# AIM OF THE EXERCISE:
Will you restate verbatim the lines running from the line with "Parse this screenshot: output" to the end of the data, leaving out everything else?

Excerpt from a dataset:
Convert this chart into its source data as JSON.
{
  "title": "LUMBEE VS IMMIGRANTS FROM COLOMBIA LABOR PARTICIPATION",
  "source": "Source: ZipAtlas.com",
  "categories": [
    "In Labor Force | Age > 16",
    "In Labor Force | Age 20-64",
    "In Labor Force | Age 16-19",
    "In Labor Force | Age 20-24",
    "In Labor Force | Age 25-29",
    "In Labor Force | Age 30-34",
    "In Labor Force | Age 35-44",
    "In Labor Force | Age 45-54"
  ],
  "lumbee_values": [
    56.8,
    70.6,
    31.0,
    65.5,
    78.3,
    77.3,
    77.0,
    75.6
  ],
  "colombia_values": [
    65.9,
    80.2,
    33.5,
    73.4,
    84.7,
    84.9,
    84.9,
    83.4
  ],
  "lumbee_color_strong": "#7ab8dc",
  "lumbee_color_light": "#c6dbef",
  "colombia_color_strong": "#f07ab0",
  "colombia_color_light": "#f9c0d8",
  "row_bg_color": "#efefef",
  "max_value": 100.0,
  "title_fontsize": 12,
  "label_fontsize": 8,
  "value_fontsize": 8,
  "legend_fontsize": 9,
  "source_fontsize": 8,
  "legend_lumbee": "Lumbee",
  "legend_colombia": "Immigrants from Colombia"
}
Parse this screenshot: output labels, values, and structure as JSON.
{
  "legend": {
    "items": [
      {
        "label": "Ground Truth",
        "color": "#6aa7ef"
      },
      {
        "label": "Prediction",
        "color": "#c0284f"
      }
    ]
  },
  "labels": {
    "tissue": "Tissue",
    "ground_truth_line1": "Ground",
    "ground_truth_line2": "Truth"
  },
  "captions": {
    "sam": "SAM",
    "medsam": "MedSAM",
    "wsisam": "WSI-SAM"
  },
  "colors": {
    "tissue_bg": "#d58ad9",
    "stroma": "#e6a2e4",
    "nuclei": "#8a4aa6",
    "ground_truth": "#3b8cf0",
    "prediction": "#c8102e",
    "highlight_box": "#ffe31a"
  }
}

# THE REPLY:
Parse this screenshot: output labels, values, and structure as JSON.
{
  "legend": {
    "items": [
      {
        "label": "Ground Truth",
        "color": "#6aa7ef"
      },
      {
        "label": "Prediction",
        "color": "#c0284f"
      }
    ]
  },
  "labels": {
    "tissue": "Tissue",
    "ground_truth_line1": "Ground",
    "ground_truth_line2": "Truth"
  },
  "captions": {
    "sam": "SAM",
    "medsam": "MedSAM",
    "wsisam": "WSI-SAM"
  },
  "colors": {
    "tissue_bg": "#d58ad9",
    "stroma": "#e6a2e4",
    "nuclei": "#8a4aa6",
    "ground_truth": "#3b8cf0",
    "prediction": "#c8102e",
    "highlight_box": "#ffe31a"
  }
}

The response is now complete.